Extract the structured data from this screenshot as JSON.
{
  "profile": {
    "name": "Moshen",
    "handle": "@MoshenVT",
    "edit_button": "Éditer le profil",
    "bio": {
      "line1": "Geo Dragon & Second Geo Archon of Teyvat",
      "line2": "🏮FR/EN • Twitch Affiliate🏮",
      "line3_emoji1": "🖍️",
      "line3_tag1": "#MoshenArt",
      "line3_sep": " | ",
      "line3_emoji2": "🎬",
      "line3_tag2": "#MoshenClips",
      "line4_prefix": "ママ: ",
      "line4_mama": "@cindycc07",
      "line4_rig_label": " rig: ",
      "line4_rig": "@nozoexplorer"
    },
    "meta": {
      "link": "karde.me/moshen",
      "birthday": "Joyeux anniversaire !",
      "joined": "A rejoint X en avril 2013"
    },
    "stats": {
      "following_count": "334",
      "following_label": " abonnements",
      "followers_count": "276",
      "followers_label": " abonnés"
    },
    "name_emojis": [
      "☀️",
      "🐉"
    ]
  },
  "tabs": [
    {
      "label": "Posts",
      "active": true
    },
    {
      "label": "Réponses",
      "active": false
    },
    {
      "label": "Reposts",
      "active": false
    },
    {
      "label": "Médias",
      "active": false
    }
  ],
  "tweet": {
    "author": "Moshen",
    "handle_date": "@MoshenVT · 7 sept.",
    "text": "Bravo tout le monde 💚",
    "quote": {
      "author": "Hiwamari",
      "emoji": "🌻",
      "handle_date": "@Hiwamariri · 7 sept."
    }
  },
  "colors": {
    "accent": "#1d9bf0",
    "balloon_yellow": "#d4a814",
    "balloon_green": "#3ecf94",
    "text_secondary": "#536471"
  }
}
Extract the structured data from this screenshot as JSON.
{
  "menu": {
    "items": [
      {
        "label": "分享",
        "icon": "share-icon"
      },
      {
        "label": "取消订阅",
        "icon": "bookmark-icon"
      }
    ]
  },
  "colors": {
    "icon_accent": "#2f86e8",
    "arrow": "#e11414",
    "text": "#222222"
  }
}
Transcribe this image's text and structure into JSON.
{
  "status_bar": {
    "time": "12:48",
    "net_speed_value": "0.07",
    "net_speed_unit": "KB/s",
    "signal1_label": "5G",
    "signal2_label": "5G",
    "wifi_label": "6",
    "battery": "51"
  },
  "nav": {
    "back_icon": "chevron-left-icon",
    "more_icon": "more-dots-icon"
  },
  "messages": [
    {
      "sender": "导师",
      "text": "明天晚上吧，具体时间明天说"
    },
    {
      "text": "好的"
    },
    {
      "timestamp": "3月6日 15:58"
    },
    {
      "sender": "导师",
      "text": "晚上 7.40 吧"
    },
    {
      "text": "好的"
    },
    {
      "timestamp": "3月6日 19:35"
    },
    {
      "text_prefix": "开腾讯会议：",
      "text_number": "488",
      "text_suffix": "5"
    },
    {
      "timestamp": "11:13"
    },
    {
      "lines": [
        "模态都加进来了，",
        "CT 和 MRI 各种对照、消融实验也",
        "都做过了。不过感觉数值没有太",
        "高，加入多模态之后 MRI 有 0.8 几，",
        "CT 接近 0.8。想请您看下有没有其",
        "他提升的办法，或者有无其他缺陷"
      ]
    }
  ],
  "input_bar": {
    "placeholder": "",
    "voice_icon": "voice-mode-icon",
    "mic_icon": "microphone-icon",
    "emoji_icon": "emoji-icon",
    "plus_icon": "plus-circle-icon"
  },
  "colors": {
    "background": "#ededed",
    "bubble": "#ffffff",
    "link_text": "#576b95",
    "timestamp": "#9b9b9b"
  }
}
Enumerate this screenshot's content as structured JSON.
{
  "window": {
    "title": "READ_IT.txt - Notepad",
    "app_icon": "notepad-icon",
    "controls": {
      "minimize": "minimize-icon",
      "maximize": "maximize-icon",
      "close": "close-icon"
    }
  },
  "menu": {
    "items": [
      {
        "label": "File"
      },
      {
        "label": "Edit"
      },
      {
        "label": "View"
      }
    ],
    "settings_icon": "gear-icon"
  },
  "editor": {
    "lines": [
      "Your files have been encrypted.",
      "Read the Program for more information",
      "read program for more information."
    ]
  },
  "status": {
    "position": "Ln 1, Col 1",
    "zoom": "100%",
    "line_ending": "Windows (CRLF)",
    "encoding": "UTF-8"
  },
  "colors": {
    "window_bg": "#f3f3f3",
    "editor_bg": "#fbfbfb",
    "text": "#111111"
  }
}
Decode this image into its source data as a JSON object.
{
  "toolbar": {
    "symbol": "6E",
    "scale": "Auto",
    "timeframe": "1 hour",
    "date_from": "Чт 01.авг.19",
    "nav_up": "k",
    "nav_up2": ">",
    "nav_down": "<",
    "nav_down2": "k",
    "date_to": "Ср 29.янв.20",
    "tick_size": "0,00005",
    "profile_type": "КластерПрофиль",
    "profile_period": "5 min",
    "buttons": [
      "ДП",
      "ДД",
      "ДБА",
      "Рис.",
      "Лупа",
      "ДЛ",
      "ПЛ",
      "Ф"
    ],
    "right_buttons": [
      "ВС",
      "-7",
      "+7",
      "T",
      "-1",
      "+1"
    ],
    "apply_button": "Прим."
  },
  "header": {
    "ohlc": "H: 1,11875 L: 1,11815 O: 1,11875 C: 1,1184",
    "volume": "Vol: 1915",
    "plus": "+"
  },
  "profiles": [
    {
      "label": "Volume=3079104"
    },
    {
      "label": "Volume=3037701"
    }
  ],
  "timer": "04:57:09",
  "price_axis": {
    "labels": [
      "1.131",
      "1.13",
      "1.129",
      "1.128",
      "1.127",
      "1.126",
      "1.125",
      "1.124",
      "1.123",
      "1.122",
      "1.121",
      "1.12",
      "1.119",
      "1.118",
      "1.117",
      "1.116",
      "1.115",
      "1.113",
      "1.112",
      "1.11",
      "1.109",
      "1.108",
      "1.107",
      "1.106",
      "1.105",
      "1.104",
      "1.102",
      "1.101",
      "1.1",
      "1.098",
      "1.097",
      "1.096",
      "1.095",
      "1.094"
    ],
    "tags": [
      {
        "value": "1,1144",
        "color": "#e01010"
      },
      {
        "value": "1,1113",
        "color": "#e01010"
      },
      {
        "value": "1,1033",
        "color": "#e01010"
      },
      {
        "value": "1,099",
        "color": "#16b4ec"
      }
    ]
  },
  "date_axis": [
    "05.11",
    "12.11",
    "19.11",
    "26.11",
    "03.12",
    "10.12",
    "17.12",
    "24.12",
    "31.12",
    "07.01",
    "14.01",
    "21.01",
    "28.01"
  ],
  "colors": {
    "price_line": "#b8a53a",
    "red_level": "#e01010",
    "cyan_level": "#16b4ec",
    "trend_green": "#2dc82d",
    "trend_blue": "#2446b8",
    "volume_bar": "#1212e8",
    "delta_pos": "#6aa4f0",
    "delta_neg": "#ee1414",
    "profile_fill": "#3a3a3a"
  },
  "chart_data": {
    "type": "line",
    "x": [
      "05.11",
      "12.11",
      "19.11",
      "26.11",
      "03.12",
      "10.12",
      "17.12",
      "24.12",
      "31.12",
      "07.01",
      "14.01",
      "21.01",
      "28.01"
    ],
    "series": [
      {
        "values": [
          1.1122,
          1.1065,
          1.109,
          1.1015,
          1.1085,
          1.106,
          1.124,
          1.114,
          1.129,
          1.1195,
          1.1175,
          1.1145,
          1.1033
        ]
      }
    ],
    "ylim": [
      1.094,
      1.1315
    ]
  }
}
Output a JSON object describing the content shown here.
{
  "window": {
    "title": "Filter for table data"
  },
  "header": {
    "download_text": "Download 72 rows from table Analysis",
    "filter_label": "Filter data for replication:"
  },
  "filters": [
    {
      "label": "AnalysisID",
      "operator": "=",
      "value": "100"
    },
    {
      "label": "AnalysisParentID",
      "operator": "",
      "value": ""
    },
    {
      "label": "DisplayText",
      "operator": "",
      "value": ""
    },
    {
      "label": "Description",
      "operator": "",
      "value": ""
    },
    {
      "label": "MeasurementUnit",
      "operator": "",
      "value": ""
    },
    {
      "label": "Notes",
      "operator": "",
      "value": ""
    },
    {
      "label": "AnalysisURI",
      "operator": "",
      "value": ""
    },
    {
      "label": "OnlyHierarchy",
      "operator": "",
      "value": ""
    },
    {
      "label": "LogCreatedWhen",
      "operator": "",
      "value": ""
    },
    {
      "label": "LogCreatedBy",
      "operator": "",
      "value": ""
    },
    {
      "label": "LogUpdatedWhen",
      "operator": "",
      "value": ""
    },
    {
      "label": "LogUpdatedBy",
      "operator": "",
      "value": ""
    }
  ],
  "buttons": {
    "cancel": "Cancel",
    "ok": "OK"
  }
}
· · ·
- [DESCRIPTION OF THE TASK] Examine the records and pull out every line where the string "into" occurs.

- [TASK OUTPUT]
Transcribe this image's text and structure into JSON.
Decode this image into its source data as a JSON object.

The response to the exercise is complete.